Exercise material:
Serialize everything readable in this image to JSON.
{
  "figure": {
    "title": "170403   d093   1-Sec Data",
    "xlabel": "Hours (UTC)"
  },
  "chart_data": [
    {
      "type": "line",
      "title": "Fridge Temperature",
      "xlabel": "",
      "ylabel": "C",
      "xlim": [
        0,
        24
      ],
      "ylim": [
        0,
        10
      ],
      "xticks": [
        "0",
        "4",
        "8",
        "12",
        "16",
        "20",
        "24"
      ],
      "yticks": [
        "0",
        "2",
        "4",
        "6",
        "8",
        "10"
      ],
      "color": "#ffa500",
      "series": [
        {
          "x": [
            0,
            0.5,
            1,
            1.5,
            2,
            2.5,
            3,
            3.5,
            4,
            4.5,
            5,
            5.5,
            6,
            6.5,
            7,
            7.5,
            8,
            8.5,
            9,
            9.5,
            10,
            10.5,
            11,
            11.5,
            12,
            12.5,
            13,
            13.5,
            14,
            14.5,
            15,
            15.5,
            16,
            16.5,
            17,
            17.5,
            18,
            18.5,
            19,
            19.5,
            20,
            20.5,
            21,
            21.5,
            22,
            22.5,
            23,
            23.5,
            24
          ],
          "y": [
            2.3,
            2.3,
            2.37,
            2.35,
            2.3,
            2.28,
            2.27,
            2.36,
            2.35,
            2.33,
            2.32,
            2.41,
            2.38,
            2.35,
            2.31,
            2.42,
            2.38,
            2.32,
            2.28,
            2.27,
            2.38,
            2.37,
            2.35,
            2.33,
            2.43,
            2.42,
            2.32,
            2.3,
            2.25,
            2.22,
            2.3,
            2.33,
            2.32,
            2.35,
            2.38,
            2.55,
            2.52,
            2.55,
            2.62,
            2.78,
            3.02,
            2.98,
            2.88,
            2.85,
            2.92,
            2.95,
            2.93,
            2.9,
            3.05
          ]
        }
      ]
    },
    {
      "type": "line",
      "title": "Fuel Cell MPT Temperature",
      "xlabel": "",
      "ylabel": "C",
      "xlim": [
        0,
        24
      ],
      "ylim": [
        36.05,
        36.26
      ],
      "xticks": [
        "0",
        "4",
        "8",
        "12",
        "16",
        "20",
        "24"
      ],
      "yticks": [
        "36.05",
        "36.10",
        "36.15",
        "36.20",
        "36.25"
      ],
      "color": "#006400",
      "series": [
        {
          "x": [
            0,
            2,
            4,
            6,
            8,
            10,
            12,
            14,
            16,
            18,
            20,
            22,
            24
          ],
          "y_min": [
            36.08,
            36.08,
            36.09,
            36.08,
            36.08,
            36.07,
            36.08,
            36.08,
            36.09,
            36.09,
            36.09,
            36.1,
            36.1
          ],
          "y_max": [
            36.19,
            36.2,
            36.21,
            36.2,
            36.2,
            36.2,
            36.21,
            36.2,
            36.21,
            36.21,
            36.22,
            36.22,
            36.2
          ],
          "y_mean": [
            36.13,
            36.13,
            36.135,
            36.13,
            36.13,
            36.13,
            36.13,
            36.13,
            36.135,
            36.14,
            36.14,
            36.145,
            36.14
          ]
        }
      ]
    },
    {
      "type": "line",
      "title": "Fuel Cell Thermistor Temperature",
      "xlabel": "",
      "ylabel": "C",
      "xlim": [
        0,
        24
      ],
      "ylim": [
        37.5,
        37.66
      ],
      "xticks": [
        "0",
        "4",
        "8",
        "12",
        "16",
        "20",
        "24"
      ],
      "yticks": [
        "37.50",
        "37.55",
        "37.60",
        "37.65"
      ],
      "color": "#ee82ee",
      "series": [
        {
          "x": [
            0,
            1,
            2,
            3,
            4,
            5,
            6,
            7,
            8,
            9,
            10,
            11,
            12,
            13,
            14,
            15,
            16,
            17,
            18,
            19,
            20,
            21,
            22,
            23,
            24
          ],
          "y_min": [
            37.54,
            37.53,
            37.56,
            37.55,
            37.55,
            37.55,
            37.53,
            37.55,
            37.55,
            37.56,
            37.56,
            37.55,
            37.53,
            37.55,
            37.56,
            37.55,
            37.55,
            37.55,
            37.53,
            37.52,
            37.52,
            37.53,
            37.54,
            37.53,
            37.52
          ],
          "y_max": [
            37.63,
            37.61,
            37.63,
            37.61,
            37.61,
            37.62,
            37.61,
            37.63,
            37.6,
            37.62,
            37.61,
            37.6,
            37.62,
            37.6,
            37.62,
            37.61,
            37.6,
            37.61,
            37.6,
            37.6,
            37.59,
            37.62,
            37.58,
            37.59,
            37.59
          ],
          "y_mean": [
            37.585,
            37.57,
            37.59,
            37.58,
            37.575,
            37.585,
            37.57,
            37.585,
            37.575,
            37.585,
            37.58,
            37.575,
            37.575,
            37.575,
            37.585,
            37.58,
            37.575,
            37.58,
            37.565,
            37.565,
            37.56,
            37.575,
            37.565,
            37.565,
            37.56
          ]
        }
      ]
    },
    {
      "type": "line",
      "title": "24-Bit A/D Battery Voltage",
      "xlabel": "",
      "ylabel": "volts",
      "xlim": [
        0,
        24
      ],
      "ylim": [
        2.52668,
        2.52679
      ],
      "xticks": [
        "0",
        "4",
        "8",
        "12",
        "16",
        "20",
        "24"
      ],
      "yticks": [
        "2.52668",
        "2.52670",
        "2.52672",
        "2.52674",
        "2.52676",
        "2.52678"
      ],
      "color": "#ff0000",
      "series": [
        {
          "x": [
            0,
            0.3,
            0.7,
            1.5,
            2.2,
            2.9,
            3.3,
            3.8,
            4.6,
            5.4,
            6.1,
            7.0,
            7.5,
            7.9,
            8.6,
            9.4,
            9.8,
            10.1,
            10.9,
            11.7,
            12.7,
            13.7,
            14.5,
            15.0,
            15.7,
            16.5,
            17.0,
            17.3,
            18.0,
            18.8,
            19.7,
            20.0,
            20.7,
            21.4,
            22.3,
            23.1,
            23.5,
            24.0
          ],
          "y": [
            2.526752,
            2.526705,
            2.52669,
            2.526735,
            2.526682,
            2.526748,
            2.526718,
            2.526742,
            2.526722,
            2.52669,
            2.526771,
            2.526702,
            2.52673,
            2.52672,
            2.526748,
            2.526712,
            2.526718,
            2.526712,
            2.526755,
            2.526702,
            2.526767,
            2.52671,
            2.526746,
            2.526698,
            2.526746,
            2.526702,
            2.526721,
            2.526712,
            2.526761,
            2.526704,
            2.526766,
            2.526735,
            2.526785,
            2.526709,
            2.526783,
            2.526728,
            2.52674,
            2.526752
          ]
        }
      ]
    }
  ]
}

Given request:
Make a verbatim copy of every entry shown above.

Exercise output:
Serialize everything readable in this image to JSON.
{
  "figure": {
    "title": "170403   d093   1-Sec Data",
    "xlabel": "Hours (UTC)"
  },
  "chart_data": [
    {
      "type": "line",
      "title": "Fridge Temperature",
      "xlabel": "",
      "ylabel": "C",
      "xlim": [
        0,
        24
      ],
      "ylim": [
        0,
        10
      ],
      "xticks": [
        "0",
        "4",
        "8",
        "12",
        "16",
        "20",
        "24"
      ],
      "yticks": [
        "0",
        "2",
        "4",
        "6",
        "8",
        "10"
      ],
      "color": "#ffa500",
      "series": [
        {
          "x": [
            0,
            0.5,
            1,
            1.5,
            2,
            2.5,
            3,
            3.5,
            4,
            4.5,
            5,
            5.5,
            6,
            6.5,
            7,
            7.5,
            8,
            8.5,
            9,
            9.5,
            10,
            10.5,
            11,
            11.5,
            12,
            12.5,
            13,
            13.5,
            14,
            14.5,
            15,
            15.5,
            16,
            16.5,
            17,
            17.5,
            18,
            18.5,
            19,
            19.5,
            20,
            20.5,
            21,
            21.5,
            22,
            22.5,
            23,
            23.5,
            24
          ],
          "y": [
            2.3,
            2.3,
            2.37,
            2.35,
            2.3,
            2.28,
            2.27,
            2.36,
            2.35,
            2.33,
            2.32,
            2.41,
            2.38,
            2.35,
            2.31,
            2.42,
            2.38,
            2.32,
            2.28,
            2.27,
            2.38,
            2.37,
            2.35,
            2.33,
            2.43,
            2.42,
            2.32,
            2.3,
            2.25,
            2.22,
            2.3,
            2.33,
            2.32,
            2.35,
            2.38,
            2.55,
            2.52,
            2.55,
            2.62,
            2.78,
            3.02,
            2.98,
            2.88,
            2.85,
            2.92,
            2.95,
            2.93,
            2.9,
            3.05
          ]
        }
      ]
    },
    {
      "type": "line",
      "title": "Fuel Cell MPT Temperature",
      "xlabel": "",
      "ylabel": "C",
      "xlim": [
        0,
        24
      ],
      "ylim": [
        36.05,
        36.26
      ],
      "xticks": [
        "0",
        "4",
        "8",
        "12",
        "16",
        "20",
        "24"
      ],
      "yticks": [
        "36.05",
        "36.10",
        "36.15",
        "36.20",
        "36.25"
      ],
      "color": "#006400",
      "series": [
        {
          "x": [
            0,
            2,
            4,
            6,
            8,
            10,
            12,
            14,
            16,
            18,
            20,
            22,
            24
          ],
          "y_min": [
            36.08,
            36.08,
            36.09,
            36.08,
            36.08,
            36.07,
            36.08,
            36.08,
            36.09,
            36.09,
            36.09,
            36.1,
            36.1
          ],
          "y_max": [
            36.19,
            36.2,
            36.21,
            36.2,
            36.2,
            36.2,
            36.21,
            36.2,
            36.21,
            36.21,
            36.22,
            36.22,
            36.2
          ],
          "y_mean": [
            36.13,
            36.13,
            36.135,
            36.13,
            36.13,
            36.13,
            36.13,
            36.13,
            36.135,
            36.14,
            36.14,
            36.145,
            36.14
          ]
        }
      ]
    },
    {
      "type": "line",
      "title": "Fuel Cell Thermistor Temperature",
      "xlabel": "",
      "ylabel": "C",
      "xlim": [
        0,
        24
      ],
      "ylim": [
        37.5,
        37.66
      ],
      "xticks": [
        "0",
        "4",
        "8",
        "12",
        "16",
        "20",
        "24"
      ],
      "yticks": [
        "37.50",
        "37.55",
        "37.60",
        "37.65"
      ],
      "color": "#ee82ee",
      "series": [
        {
          "x": [
            0,
            1,
            2,
            3,
            4,
            5,
            6,
            7,
            8,
            9,
            10,
            11,
            12,
            13,
            14,
            15,
            16,
            17,
            18,
            19,
            20,
            21,
            22,
            23,
            24
          ],
          "y_min": [
            37.54,
            37.53,
            37.56,
            37.55,
            37.55,
            37.55,
            37.53,
            37.55,
            37.55,
            37.56,
            37.56,
            37.55,
            37.53,
            37.55,
            37.56,
            37.55,
            37.55,
            37.55,
            37.53,
            37.52,
            37.52,
            37.53,
            37.54,
            37.53,
            37.52
          ],
          "y_max": [
            37.63,
            37.61,
            37.63,
            37.61,
            37.61,
            37.62,
            37.61,
            37.63,
            37.6,
            37.62,
            37.61,
            37.6,
            37.62,
            37.6,
            37.62,
            37.61,
            37.6,
            37.61,
            37.6,
            37.6,
            37.59,
            37.62,
            37.58,
            37.59,
            37.59
          ],
          "y_mean": [
            37.585,
            37.57,
            37.59,
            37.58,
            37.575,
            37.585,
            37.57,
            37.585,
            37.575,
            37.585,
            37.58,
            37.575,
            37.575,
            37.575,
            37.585,
            37.58,
            37.575,
            37.58,
            37.565,
            37.565,
            37.56,
            37.575,
            37.565,
            37.565,
            37.56
          ]
        }
      ]
    },
    {
      "type": "line",
      "title": "24-Bit A/D Battery Voltage",
      "xlabel": "",
      "ylabel": "volts",
      "xlim": [
        0,
        24
      ],
      "ylim": [
        2.52668,
        2.52679
      ],
      "xticks": [
        "0",
        "4",
        "8",
        "12",
        "16",
        "20",
        "24"
      ],
      "yticks": [
        "2.52668",
        "2.52670",
        "2.52672",
        "2.52674",
        "2.52676",
        "2.52678"
      ],
      "color": "#ff0000",
      "series": [
        {
          "x": [
            0,
            0.3,
            0.7,
            1.5,
            2.2,
            2.9,
            3.3,
            3.8,
            4.6,
            5.4,
            6.1,
            7.0,
            7.5,
            7.9,
            8.6,
            9.4,
            9.8,
            10.1,
            10.9,
            11.7,
            12.7,
            13.7,
            14.5,
            15.0,
            15.7,
            16.5,
            17.0,
            17.3,
            18.0,
            18.8,
            19.7,
            20.0,
            20.7,
            21.4,
            22.3,
            23.1,
            23.5,
            24.0
          ],
          "y": [
            2.526752,
            2.526705,
            2.52669,
            2.526735,
            2.526682,
            2.526748,
            2.526718,
            2.526742,
            2.526722,
            2.52669,
            2.526771,
            2.526702,
            2.52673,
            2.52672,
            2.526748,
            2.526712,
            2.526718,
            2.526712,
            2.526755,
            2.526702,
            2.526767,
            2.52671,
            2.526746,
            2.526698,
            2.526746,
            2.526702,
            2.526721,
            2.526712,
            2.526761,
            2.526704,
            2.526766,
            2.526735,
            2.526785,
            2.526709,
            2.526783,
            2.526728,
            2.52674,
            2.526752
          ]
        }
      ]
    }
  ]
}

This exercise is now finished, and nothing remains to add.